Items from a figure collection
══════════════════════════════

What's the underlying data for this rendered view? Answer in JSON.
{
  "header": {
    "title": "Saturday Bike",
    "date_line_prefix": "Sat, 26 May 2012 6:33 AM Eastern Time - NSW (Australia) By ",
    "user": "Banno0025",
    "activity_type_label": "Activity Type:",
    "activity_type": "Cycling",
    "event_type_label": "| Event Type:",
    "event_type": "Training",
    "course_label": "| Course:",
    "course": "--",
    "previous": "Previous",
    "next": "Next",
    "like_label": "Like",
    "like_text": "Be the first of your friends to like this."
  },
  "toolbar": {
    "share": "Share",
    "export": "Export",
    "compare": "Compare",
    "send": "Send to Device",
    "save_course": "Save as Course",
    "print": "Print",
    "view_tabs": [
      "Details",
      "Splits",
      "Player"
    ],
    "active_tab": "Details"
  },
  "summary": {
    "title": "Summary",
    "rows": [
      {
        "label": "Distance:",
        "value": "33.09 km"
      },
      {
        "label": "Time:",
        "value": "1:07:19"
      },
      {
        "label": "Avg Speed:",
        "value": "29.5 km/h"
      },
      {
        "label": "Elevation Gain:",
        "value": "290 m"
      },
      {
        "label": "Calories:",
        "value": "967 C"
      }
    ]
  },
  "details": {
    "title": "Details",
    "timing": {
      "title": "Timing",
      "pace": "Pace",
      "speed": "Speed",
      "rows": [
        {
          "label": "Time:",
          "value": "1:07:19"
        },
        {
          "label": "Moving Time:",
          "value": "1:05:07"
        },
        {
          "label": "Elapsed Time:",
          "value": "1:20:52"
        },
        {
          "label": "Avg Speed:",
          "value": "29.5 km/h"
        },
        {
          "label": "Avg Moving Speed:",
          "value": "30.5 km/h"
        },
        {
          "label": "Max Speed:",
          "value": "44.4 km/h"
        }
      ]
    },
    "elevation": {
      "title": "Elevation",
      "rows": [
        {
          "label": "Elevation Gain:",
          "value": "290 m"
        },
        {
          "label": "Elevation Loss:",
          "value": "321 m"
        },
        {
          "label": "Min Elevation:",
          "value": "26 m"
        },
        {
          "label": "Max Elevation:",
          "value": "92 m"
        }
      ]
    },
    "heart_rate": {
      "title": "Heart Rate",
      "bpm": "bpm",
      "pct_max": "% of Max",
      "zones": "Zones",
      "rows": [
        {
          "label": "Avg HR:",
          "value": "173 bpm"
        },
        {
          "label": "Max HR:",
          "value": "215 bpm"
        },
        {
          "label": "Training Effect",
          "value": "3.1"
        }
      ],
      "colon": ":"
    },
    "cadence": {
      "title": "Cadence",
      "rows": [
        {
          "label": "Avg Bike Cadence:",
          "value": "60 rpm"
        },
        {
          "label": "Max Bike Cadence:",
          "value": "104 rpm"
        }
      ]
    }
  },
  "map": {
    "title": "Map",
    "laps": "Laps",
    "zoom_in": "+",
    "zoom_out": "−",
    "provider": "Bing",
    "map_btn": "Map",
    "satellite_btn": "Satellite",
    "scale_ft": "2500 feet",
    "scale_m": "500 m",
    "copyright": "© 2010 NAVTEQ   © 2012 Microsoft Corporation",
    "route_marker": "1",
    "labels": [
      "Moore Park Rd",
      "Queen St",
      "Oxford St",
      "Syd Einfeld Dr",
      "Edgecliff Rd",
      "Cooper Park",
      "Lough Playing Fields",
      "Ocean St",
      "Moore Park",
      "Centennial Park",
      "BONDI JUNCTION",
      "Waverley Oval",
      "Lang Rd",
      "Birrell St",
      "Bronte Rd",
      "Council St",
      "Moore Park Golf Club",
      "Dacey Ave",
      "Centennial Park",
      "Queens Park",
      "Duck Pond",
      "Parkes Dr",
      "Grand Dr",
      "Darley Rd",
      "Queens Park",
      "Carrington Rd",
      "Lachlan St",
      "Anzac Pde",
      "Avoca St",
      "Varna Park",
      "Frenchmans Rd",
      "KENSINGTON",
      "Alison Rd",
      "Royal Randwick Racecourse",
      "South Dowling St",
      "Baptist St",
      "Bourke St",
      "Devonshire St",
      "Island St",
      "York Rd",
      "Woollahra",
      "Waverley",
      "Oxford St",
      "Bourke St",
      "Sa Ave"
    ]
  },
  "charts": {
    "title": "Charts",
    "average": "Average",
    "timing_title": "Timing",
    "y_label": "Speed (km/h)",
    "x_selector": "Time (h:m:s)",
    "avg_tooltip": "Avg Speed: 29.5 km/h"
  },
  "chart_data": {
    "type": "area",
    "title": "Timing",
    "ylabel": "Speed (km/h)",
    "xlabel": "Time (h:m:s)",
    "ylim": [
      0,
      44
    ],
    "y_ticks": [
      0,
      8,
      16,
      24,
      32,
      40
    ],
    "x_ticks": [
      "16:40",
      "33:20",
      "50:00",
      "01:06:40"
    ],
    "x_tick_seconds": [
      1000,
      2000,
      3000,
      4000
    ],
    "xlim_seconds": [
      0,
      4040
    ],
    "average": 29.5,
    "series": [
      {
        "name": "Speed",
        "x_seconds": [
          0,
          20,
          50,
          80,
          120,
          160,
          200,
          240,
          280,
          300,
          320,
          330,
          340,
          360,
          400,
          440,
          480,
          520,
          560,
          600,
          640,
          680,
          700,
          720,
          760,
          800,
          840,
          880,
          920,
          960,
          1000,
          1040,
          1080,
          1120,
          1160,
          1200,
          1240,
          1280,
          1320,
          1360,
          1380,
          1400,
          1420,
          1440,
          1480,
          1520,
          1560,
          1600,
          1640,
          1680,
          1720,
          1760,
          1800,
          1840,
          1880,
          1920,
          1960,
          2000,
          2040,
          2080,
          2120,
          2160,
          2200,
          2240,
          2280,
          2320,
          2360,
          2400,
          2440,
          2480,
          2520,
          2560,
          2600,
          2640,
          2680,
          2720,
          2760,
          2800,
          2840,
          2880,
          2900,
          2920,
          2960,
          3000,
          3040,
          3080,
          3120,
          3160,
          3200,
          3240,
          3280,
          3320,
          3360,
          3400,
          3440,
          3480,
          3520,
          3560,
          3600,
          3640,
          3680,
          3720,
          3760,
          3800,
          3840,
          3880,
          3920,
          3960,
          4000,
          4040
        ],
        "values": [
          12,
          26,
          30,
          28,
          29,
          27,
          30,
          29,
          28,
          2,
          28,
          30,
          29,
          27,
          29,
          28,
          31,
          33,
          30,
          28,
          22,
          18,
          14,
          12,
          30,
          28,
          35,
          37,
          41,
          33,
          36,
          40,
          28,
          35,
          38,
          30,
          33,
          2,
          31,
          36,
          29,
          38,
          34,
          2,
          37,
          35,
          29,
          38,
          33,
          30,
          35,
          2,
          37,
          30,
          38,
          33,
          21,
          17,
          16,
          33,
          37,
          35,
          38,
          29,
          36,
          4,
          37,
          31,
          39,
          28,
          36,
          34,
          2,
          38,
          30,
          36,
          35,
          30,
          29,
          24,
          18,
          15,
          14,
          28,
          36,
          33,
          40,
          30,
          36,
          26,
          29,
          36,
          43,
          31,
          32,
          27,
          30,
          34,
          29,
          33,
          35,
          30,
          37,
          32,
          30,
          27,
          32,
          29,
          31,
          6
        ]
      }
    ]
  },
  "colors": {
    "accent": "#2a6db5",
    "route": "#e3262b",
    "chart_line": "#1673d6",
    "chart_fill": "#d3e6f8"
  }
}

══════════════════════════════

• [The task]:
Would you reproduce all the entries exactly?

• [Result for this task]:
What's the underlying data for this rendered view? Answer in JSON.
{
  "header": {
    "title": "Saturday Bike",
    "date_line_prefix": "Sat, 26 May 2012 6:33 AM Eastern Time - NSW (Australia) By ",
    "user": "Banno0025",
    "activity_type_label": "Activity Type:",
    "activity_type": "Cycling",
    "event_type_label": "| Event Type:",
    "event_type": "Training",
    "course_label": "| Course:",
    "course": "--",
    "previous": "Previous",
    "next": "Next",
    "like_label": "Like",
    "like_text": "Be the first of your friends to like this."
  },
  "toolbar": {
    "share": "Share",
    "export": "Export",
    "compare": "Compare",
    "send": "Send to Device",
    "save_course": "Save as Course",
    "print": "Print",
    "view_tabs": [
      "Details",
      "Splits",
      "Player"
    ],
    "active_tab": "Details"
  },
  "summary": {
    "title": "Summary",
    "rows": [
      {
        "label": "Distance:",
        "value": "33.09 km"
      },
      {
        "label": "Time:",
        "value": "1:07:19"
      },
      {
        "label": "Avg Speed:",
        "value": "29.5 km/h"
      },
      {
        "label": "Elevation Gain:",
        "value": "290 m"
      },
      {
        "label": "Calories:",
        "value": "967 C"
      }
    ]
  },
  "details": {
    "title": "Details",
    "timing": {
      "title": "Timing",
      "pace": "Pace",
      "speed": "Speed",
      "rows": [
        {
          "label": "Time:",
          "value": "1:07:19"
        },
        {
          "label": "Moving Time:",
          "value": "1:05:07"
        },
        {
          "label": "Elapsed Time:",
          "value": "1:20:52"
        },
        {
          "label": "Avg Speed:",
          "value": "29.5 km/h"
        },
        {
          "label": "Avg Moving Speed:",
          "value": "30.5 km/h"
        },
        {
          "label": "Max Speed:",
          "value": "44.4 km/h"
        }
      ]
    },
    "elevation": {
      "title": "Elevation",
      "rows": [
        {
          "label": "Elevation Gain:",
          "value": "290 m"
        },
        {
          "label": "Elevation Loss:",
          "value": "321 m"
        },
        {
          "label": "Min Elevation:",
          "value": "26 m"
        },
        {
          "label": "Max Elevation:",
          "value": "92 m"
        }
      ]
    },
    "heart_rate": {
      "title": "Heart Rate",
      "bpm": "bpm",
      "pct_max": "% of Max",
      "zones": "Zones",
      "rows": [
        {
          "label": "Avg HR:",
          "value": "173 bpm"
        },
        {
          "label": "Max HR:",
          "value": "215 bpm"
        },
        {
          "label": "Training Effect",
          "value": "3.1"
        }
      ],
      "colon": ":"
    },
    "cadence": {
      "title": "Cadence",
      "rows": [
        {
          "label": "Avg Bike Cadence:",
          "value": "60 rpm"
        },
        {
          "label": "Max Bike Cadence:",
          "value": "104 rpm"
        }
      ]
    }
  },
  "map": {
    "title": "Map",
    "laps": "Laps",
    "zoom_in": "+",
    "zoom_out": "−",
    "provider": "Bing",
    "map_btn": "Map",
    "satellite_btn": "Satellite",
    "scale_ft": "2500 feet",
    "scale_m": "500 m",
    "copyright": "© 2010 NAVTEQ   © 2012 Microsoft Corporation",
    "route_marker": "1",
    "labels": [
      "Moore Park Rd",
      "Queen St",
      "Oxford St",
      "Syd Einfeld Dr",
      "Edgecliff Rd",
      "Cooper Park",
      "Lough Playing Fields",
      "Ocean St",
      "Moore Park",
      "Centennial Park",
      "BONDI JUNCTION",
      "Waverley Oval",
      "Lang Rd",
      "Birrell St",
      "Bronte Rd",
      "Council St",
      "Moore Park Golf Club",
      "Dacey Ave",
      "Centennial Park",
      "Queens Park",
      "Duck Pond",
      "Parkes Dr",
      "Grand Dr",
      "Darley Rd",
      "Queens Park",
      "Carrington Rd",
      "Lachlan St",
      "Anzac Pde",
      "Avoca St",
      "Varna Park",
      "Frenchmans Rd",
      "KENSINGTON",
      "Alison Rd",
      "Royal Randwick Racecourse",
      "South Dowling St",
      "Baptist St",
      "Bourke St",
      "Devonshire St",
      "Island St",
      "York Rd",
      "Woollahra",
      "Waverley",
      "Oxford St",
      "Bourke St",
      "Sa Ave"
    ]
  },
  "charts": {
    "title": "Charts",
    "average": "Average",
    "timing_title": "Timing",
    "y_label": "Speed (km/h)",
    "x_selector": "Time (h:m:s)",
    "avg_tooltip": "Avg Speed: 29.5 km/h"
  },
  "chart_data": {
    "type": "area",
    "title": "Timing",
    "ylabel": "Speed (km/h)",
    "xlabel": "Time (h:m:s)",
    "ylim": [
      0,
      44
    ],
    "y_ticks": [
      0,
      8,
      16,
      24,
      32,
      40
    ],
    "x_ticks": [
      "16:40",
      "33:20",
      "50:00",
      "01:06:40"
    ],
    "x_tick_seconds": [
      1000,
      2000,
      3000,
      4000
    ],
    "xlim_seconds": [
      0,
      4040
    ],
    "average": 29.5,
    "series": [
      {
        "name": "Speed",
        "x_seconds": [
          0,
          20,
          50,
          80,
          120,
          160,
          200,
          240,
          280,
          300,
          320,
          330,
          340,
          360,
          400,
          440,
          480,
          520,
          560,
          600,
          640,
          680,
          700,
          720,
          760,
          800,
          840,
          880,
          920,
          960,
          1000,
          1040,
          1080,
          1120,
          1160,
          1200,
          1240,
          1280,
          1320,
          1360,
          1380,
          1400,
          1420,
          1440,
          1480,
          1520,
          1560,
          1600,
          1640,
          1680,
          1720,
          1760,
          1800,
          1840,
          1880,
          1920,
          1960,
          2000,
          2040,
          2080,
          2120,
          2160,
          2200,
          2240,
          2280,
          2320,
          2360,
          2400,
          2440,
          2480,
          2520,
          2560,
          2600,
          2640,
          2680,
          2720,
          2760,
          2800,
          2840,
          2880,
          2900,
          2920,
          2960,
          3000,
          3040,
          3080,
          3120,
          3160,
          3200,
          3240,
          3280,
          3320,
          3360,
          3400,
          3440,
          3480,
          3520,
          3560,
          3600,
          3640,
          3680,
          3720,
          3760,
          3800,
          3840,
          3880,
          3920,
          3960,
          4000,
          4040
        ],
        "values": [
          12,
          26,
          30,
          28,
          29,
          27,
          30,
          29,
          28,
          2,
          28,
          30,
          29,
          27,
          29,
          28,
          31,
          33,
          30,
          28,
          22,
          18,
          14,
          12,
          30,
          28,
          35,
          37,
          41,
          33,
          36,
          40,
          28,
          35,
          38,
          30,
          33,
          2,
          31,
          36,
          29,
          38,
          34,
          2,
          37,
          35,
          29,
          38,
          33,
          30,
          35,
          2,
          37,
          30,
          38,
          33,
          21,
          17,
          16,
          33,
          37,
          35,
          38,
          29,
          36,
          4,
          37,
          31,
          39,
          28,
          36,
          34,
          2,
          38,
          30,
          36,
          35,
          30,
          29,
          24,
          18,
          15,
          14,
          28,
          36,
          33,
          40,
          30,
          36,
          26,
          29,
          36,
          43,
          31,
          32,
          27,
          30,
          34,
          29,
          33,
          35,
          30,
          37,
          32,
          30,
          27,
          32,
          29,
          31,
          6
        ]
      }
    ]
  },
  "colors": {
    "accent": "#2a6db5",
    "route": "#e3262b",
    "chart_line": "#1673d6",
    "chart_fill": "#d3e6f8"
  }
}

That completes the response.